### 課題 1
記録の先頭から「annotation: 51.93 149」を含む行までを、一字一句そのまま書き写してください。

□ □ □ □ □

いろにそめる(そまる)【〜色に染める(染まる)】[慣用句](補遺)
 ある興味対象に関して、支持したり没入したり偏愛したりする度合いが高くなること(またはそういう雰囲気で盛り上がること)を、染め物にたとえて言う慣用句。おそらく演歌の歌詞か、アダルトビデオのタイトルあたりから派生した用法だろう。例:「あなた色に染まりたい」「ボク色に染めてあげる」「歌手Aは、ライブ会場を見事にA色に染めた」。あんな野郎の色に染まってしまう自分を想像してほしい。最近目立つおかしな語法の中でも、とびっきり気色の悪い言葉であることは言うまでもない。まさに、身の毛もよだつ表現。

□ □ □ □ □

### 課題 2
本文で用例として挙げられている表現をすべて書き出してください。

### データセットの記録
□ □ □ □ □

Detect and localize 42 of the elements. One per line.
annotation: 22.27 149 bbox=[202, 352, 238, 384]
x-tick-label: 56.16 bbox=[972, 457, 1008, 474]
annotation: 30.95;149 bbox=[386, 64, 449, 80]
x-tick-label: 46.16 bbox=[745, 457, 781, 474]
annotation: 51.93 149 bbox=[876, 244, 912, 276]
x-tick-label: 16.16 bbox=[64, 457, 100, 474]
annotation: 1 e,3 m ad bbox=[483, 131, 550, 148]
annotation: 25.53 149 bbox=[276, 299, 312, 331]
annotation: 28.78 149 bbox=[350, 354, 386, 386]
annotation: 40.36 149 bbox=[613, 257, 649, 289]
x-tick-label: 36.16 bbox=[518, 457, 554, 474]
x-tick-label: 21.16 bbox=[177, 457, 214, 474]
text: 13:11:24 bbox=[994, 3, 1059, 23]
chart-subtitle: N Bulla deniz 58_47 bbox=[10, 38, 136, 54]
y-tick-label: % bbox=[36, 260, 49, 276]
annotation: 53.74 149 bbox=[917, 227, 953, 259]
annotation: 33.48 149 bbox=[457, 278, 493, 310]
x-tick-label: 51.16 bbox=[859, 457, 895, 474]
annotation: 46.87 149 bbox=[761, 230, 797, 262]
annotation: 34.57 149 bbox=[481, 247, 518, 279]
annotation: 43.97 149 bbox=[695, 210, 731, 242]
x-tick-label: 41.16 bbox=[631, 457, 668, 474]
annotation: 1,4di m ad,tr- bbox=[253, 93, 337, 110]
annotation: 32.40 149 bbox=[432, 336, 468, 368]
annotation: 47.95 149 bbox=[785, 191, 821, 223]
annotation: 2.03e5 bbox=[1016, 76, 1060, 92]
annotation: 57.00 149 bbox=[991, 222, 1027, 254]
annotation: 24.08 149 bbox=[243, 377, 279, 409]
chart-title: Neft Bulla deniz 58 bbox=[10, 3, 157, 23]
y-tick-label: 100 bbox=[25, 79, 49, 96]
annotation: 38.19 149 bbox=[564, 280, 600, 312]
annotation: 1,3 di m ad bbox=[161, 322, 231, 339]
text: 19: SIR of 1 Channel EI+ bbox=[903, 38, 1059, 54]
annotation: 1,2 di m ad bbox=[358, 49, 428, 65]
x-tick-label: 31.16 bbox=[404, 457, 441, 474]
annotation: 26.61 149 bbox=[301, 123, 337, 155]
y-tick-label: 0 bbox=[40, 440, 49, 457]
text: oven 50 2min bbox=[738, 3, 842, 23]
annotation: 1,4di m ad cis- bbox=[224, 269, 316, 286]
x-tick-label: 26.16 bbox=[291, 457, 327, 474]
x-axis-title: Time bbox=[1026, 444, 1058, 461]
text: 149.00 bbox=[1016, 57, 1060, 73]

□ □ □ □ □

### 解答例 1
Detect and localize 42 of the elements. One per line.
annotation: 22.27 149 bbox=[202, 352, 238, 384]
x-tick-label: 56.16 bbox=[972, 457, 1008, 474]
annotation: 30.95;149 bbox=[386, 64, 449, 80]
x-tick-label: 46.16 bbox=[745, 457, 781, 474]
annotation: 51.93 149 bbox=[876, 244, 912, 276]

### 解答例 2
「あなた色に染まりたい」
「ボク色に染めてあげる」
「歌手Aは、ライブ会場を見事にA色に染めた」